Figure data in JSON:
* Start *
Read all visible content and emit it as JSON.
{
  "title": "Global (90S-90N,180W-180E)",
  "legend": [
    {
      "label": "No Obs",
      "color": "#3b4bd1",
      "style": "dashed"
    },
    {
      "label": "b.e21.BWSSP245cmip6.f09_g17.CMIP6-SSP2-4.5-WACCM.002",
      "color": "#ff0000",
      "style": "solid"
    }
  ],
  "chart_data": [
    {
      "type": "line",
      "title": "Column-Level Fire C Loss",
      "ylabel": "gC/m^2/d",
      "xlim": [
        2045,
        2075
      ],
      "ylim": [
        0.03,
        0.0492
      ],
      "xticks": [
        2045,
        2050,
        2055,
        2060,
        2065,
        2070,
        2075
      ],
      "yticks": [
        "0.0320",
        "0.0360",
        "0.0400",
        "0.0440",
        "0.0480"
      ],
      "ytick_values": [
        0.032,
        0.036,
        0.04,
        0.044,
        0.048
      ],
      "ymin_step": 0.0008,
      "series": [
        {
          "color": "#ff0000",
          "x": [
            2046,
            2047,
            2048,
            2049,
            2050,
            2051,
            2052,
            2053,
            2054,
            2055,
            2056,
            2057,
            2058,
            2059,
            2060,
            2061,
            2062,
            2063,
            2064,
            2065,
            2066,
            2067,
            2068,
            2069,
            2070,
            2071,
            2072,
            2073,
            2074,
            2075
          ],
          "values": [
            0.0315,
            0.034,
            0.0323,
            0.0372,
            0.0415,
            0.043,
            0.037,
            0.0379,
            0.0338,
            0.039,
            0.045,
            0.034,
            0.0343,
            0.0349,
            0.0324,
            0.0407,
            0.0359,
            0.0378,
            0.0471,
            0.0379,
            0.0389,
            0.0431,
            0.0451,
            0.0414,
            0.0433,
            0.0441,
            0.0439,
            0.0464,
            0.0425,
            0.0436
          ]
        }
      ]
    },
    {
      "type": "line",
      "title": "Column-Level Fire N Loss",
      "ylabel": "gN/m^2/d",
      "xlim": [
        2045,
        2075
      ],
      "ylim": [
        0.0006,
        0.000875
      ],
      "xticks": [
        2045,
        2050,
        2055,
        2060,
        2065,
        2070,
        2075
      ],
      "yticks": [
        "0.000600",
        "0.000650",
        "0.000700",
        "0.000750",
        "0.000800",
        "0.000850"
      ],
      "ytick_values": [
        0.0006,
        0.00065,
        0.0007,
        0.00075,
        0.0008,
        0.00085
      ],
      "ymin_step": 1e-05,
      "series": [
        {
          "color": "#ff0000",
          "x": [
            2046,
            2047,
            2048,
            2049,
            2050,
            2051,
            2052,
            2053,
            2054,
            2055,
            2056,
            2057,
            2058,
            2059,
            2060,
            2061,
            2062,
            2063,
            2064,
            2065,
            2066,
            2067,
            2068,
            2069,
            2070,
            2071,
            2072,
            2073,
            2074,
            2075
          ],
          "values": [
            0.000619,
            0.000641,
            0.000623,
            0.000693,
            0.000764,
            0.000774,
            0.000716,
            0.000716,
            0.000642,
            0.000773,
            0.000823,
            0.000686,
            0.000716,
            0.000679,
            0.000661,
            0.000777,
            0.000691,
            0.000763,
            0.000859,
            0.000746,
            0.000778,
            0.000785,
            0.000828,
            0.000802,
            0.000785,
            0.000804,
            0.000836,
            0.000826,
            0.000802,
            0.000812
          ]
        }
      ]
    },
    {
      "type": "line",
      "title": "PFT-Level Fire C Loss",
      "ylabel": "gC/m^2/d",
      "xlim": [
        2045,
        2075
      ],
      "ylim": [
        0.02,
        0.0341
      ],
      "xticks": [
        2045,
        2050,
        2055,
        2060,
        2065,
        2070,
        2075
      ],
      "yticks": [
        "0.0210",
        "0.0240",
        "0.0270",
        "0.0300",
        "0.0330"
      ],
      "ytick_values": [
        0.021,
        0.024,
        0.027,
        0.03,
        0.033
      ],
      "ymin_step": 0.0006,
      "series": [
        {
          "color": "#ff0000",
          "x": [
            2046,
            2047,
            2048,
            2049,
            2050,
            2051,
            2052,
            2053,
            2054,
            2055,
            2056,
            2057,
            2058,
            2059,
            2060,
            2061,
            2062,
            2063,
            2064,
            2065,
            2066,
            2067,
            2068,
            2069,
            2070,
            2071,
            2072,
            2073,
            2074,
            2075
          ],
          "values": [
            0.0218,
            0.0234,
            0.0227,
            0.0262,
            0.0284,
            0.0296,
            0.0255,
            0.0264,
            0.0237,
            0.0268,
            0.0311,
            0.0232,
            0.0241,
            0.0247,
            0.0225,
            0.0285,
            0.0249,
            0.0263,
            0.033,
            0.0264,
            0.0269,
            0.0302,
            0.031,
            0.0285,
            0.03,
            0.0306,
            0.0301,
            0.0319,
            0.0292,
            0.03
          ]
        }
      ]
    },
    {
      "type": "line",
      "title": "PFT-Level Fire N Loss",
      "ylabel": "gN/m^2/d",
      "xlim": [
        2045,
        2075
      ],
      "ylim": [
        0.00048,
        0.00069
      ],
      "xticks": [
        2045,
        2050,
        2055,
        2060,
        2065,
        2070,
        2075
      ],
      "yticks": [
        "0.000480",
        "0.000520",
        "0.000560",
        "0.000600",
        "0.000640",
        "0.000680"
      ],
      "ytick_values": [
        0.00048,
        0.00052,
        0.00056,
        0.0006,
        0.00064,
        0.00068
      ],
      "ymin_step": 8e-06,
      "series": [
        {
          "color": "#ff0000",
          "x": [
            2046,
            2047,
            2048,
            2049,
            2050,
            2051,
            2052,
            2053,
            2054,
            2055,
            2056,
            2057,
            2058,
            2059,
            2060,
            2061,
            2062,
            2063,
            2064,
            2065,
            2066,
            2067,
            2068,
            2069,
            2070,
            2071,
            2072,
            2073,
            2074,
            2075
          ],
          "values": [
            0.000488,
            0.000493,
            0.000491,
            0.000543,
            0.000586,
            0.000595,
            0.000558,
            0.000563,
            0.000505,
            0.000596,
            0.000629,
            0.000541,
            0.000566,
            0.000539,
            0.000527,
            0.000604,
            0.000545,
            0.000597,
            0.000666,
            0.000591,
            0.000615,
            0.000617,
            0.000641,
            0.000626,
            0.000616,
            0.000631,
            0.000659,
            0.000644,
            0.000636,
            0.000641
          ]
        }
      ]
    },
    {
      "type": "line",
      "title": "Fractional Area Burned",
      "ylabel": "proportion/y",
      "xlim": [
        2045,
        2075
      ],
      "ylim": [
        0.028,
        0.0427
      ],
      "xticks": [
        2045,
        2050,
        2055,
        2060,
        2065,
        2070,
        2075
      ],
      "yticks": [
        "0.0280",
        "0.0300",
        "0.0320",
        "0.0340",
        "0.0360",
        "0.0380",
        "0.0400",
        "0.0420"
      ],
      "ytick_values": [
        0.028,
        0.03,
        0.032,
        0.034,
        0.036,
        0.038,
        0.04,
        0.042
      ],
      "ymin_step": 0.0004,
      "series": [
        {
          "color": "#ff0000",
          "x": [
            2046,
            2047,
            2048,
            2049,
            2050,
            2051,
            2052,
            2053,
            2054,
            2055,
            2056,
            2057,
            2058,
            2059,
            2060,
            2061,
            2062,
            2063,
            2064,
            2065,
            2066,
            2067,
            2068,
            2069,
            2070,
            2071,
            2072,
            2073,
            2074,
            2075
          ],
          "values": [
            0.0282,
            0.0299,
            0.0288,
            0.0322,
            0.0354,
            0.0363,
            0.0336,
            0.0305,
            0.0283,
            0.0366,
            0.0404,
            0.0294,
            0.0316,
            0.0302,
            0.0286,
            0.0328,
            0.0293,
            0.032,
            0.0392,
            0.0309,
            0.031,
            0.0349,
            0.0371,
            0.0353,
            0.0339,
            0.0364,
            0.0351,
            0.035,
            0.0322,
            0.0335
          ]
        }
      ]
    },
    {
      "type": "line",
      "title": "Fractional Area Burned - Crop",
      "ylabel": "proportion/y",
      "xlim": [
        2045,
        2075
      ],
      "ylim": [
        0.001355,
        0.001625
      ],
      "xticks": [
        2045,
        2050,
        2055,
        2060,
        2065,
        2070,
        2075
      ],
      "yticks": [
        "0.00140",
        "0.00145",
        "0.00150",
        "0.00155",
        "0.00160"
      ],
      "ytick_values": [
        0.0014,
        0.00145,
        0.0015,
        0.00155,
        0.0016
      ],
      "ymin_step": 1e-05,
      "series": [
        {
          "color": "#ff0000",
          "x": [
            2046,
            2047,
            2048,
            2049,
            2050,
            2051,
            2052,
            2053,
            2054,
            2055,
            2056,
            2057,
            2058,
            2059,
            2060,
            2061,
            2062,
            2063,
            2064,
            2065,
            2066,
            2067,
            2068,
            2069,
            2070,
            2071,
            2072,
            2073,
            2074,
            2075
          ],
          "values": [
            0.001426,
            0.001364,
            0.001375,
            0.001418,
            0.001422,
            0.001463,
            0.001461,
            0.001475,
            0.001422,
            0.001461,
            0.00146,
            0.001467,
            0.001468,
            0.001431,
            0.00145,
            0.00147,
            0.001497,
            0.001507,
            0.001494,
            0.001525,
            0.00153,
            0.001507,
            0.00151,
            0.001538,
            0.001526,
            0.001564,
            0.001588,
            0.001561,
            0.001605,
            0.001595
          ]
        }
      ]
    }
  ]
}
* End *
Look through the records above and report how many lines hold the word "title", giving only the number.

7